Your task
Only lines with the string "ROADMAP" matter here; gather them from the material below.

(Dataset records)
════

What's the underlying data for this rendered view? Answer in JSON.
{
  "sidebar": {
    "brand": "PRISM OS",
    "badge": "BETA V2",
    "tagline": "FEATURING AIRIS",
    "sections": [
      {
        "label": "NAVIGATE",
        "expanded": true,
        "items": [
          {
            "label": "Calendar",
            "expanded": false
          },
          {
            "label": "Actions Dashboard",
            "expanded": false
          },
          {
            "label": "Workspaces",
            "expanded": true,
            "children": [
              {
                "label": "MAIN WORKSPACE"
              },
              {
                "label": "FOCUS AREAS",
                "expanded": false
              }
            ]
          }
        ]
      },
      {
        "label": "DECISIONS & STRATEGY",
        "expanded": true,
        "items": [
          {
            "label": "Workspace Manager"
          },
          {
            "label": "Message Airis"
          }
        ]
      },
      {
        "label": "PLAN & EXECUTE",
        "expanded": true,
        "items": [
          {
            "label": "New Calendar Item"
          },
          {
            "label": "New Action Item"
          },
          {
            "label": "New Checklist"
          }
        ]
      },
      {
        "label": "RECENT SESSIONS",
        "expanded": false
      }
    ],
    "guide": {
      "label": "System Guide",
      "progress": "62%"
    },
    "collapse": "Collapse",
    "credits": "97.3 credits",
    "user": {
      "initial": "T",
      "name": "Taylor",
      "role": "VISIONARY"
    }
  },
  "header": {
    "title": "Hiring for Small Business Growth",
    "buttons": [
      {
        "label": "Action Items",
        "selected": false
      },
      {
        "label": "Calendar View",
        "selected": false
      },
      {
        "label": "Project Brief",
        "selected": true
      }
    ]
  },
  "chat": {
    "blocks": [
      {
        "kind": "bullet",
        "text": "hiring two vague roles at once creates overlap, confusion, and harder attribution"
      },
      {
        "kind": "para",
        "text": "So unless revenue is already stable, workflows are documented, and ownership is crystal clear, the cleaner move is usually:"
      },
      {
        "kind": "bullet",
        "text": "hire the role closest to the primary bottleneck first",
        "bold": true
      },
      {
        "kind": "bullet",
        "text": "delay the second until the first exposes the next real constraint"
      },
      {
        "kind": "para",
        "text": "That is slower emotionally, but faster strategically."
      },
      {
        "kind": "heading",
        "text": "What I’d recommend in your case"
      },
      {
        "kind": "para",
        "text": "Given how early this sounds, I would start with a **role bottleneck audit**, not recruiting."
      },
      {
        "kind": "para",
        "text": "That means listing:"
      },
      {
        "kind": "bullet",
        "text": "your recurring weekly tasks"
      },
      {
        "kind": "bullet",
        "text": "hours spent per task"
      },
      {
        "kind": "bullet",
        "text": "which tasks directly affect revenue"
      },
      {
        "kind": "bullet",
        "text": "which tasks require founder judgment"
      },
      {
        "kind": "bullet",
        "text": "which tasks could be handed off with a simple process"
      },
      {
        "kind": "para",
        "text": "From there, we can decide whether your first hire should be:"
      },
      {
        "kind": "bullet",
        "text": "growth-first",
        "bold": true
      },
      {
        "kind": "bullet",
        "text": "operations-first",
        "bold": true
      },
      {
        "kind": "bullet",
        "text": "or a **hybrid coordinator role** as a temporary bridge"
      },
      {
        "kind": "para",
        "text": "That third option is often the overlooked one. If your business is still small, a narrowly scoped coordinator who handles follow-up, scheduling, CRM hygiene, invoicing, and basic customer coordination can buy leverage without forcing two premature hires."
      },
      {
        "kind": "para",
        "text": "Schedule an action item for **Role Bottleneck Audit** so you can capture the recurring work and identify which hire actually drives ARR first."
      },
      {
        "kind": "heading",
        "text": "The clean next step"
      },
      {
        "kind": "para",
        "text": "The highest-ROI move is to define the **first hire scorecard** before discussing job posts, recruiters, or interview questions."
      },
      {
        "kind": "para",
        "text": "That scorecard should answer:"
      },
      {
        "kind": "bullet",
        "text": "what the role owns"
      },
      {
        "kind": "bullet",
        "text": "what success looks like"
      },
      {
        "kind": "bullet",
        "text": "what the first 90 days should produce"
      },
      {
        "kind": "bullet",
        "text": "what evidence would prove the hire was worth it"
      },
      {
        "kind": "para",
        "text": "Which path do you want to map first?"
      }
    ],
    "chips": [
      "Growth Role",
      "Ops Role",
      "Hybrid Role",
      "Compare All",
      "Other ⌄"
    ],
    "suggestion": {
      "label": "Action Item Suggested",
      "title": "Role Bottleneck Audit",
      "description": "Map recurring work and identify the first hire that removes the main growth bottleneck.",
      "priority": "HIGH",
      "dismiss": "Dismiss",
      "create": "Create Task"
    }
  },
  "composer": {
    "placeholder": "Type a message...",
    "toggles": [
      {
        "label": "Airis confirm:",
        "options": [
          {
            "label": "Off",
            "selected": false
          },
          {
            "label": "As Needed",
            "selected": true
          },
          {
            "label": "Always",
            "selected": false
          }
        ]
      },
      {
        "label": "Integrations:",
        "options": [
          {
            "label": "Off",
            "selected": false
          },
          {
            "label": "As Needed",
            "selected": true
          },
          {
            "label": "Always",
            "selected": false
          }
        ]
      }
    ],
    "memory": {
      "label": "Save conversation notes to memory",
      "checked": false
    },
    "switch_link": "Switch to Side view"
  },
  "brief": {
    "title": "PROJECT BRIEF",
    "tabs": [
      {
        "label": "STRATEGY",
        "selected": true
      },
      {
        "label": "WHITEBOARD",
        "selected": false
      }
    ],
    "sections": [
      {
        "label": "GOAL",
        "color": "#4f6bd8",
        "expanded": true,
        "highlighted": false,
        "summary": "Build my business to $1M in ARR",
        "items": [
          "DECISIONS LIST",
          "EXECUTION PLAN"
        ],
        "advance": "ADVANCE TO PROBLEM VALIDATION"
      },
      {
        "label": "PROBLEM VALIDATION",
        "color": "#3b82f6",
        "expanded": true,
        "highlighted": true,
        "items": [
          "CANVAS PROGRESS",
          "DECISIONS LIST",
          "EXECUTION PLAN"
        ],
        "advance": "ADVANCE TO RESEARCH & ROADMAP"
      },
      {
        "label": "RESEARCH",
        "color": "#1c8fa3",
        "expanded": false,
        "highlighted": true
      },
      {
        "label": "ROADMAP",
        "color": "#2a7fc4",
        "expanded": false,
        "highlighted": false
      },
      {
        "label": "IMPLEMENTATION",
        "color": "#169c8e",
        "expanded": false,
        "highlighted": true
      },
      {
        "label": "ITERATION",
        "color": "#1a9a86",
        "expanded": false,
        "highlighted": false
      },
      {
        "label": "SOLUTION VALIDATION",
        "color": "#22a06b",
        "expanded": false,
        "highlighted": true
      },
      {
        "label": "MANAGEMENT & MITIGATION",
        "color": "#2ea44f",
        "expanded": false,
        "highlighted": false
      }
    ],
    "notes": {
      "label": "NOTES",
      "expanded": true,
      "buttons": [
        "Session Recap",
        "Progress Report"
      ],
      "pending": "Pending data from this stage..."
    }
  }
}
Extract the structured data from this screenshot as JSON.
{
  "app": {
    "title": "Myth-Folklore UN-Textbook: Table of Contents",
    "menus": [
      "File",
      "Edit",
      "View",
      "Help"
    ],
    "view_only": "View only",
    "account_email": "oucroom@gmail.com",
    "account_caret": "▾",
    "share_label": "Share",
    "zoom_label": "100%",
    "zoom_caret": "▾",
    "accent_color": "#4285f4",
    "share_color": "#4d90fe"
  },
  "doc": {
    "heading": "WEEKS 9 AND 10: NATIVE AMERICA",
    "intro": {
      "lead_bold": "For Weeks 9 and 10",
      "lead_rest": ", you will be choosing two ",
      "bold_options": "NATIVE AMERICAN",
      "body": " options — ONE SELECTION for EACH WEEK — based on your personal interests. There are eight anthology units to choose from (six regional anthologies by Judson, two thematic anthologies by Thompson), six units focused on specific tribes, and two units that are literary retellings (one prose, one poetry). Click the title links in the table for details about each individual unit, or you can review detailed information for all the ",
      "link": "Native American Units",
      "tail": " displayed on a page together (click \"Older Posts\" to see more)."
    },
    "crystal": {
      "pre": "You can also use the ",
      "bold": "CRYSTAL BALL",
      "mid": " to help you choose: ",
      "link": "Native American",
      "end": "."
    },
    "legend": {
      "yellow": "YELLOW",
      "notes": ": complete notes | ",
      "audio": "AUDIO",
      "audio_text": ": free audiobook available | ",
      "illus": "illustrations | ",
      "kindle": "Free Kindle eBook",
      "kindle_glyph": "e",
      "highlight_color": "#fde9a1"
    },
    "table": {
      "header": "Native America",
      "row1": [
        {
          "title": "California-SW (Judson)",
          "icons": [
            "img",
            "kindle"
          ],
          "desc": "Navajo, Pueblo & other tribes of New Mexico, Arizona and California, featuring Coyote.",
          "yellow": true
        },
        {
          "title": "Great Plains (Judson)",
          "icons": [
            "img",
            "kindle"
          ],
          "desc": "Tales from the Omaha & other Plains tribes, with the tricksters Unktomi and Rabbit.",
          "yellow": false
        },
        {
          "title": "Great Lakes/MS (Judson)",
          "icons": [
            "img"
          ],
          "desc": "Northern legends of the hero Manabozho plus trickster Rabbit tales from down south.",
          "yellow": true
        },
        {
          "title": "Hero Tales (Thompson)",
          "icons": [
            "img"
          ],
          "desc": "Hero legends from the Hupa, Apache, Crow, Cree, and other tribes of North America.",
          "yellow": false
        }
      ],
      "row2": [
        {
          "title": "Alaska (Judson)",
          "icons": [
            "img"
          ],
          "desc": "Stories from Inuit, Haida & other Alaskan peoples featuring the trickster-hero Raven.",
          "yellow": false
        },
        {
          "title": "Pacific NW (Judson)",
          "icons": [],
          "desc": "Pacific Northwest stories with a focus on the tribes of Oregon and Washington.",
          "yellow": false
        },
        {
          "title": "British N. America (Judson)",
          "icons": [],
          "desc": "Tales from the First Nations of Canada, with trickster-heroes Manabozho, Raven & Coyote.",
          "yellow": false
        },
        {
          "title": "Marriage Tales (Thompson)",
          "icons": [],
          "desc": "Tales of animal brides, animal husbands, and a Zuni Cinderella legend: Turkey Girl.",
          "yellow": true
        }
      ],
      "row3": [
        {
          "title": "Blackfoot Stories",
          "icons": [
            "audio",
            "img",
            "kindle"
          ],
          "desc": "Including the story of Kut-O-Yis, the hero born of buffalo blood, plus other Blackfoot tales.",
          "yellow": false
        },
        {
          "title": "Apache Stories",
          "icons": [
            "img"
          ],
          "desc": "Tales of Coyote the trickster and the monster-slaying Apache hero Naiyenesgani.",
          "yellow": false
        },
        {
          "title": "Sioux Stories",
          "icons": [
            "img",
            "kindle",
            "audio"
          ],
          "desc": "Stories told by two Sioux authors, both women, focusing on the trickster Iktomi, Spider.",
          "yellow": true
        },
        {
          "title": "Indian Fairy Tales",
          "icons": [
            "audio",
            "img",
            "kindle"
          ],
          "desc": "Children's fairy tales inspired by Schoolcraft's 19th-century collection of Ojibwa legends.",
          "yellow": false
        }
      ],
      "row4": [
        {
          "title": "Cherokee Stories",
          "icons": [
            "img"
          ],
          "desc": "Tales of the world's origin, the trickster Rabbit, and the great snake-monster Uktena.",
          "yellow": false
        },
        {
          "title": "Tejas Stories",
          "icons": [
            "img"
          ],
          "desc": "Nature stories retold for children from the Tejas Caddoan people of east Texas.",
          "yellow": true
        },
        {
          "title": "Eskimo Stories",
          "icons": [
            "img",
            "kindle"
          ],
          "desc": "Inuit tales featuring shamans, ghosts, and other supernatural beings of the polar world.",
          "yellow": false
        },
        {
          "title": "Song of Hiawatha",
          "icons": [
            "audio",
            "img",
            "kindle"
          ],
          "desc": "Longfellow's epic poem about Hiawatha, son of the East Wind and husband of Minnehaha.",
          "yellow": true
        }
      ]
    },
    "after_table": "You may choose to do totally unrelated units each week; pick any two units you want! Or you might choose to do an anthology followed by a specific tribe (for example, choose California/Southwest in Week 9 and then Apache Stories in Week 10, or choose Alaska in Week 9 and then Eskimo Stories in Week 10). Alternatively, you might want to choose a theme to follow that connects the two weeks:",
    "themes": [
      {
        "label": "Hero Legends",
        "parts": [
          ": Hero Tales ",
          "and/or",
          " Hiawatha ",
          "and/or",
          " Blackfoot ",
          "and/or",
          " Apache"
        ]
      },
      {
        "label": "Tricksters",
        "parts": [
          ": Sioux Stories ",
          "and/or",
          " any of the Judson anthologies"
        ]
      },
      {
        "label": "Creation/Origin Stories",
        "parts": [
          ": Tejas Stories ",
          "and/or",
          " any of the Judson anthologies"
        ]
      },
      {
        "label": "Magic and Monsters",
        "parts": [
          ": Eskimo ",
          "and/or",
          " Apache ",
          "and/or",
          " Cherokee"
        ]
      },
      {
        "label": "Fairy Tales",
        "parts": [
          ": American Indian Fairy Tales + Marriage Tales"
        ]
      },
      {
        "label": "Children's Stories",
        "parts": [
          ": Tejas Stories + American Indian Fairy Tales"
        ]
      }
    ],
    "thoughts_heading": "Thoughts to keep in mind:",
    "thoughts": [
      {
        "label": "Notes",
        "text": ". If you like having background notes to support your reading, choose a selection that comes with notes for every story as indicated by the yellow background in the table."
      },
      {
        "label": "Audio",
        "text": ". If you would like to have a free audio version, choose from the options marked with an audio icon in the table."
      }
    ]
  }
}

════

Written reply
        "advance": "ADVANCE TO RESEARCH & ROADMAP"
        "label": "ROADMAP",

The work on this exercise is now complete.